Task instructions — Output every entry exactly, from the first line to the last.
-------- Exercise inputs --------
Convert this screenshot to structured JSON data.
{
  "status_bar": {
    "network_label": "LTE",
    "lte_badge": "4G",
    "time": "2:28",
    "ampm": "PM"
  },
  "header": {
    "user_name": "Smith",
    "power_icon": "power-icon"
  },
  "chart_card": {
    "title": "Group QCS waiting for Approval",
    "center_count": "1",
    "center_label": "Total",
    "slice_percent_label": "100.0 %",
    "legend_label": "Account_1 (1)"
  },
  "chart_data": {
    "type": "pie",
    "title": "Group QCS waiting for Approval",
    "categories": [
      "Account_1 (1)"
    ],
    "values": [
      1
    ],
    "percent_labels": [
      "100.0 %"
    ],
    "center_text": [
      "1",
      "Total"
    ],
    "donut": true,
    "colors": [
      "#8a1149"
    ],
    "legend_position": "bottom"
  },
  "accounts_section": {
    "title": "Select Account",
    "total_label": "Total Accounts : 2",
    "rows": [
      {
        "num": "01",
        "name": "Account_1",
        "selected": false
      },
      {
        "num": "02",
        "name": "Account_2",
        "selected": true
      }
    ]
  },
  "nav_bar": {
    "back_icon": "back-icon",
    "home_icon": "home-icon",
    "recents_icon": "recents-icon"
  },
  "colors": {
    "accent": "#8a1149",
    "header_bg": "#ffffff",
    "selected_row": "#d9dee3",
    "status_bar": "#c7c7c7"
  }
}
--------
The result —
Convert this screenshot to structured JSON data.
{
  "status_bar": {
    "network_label": "LTE",
    "lte_badge": "4G",
    "time": "2:28",
    "ampm": "PM"
  },
  "header": {
    "user_name": "Smith",
    "power_icon": "power-icon"
  },
  "chart_card": {
    "title": "Group QCS waiting for Approval",
    "center_count": "1",
    "center_label": "Total",
    "slice_percent_label": "100.0 %",
    "legend_label": "Account_1 (1)"
  },
  "chart_data": {
    "type": "pie",
    "title": "Group QCS waiting for Approval",
    "categories": [
      "Account_1 (1)"
    ],
    "values": [
      1
    ],
    "percent_labels": [
      "100.0 %"
    ],
    "center_text": [
      "1",
      "Total"
    ],
    "donut": true,
    "colors": [
      "#8a1149"
    ],
    "legend_position": "bottom"
  },
  "accounts_section": {
    "title": "Select Account",
    "total_label": "Total Accounts : 2",
    "rows": [
      {
        "num": "01",
        "name": "Account_1",
        "selected": false
      },
      {
        "num": "02",
        "name": "Account_2",
        "selected": true
      }
    ]
  },
  "nav_bar": {
    "back_icon": "back-icon",
    "home_icon": "home-icon",
    "recents_icon": "recents-icon"
  },
  "colors": {
    "accent": "#8a1149",
    "header_bg": "#ffffff",
    "selected_row": "#d9dee3",
    "status_bar": "#c7c7c7"
  }
}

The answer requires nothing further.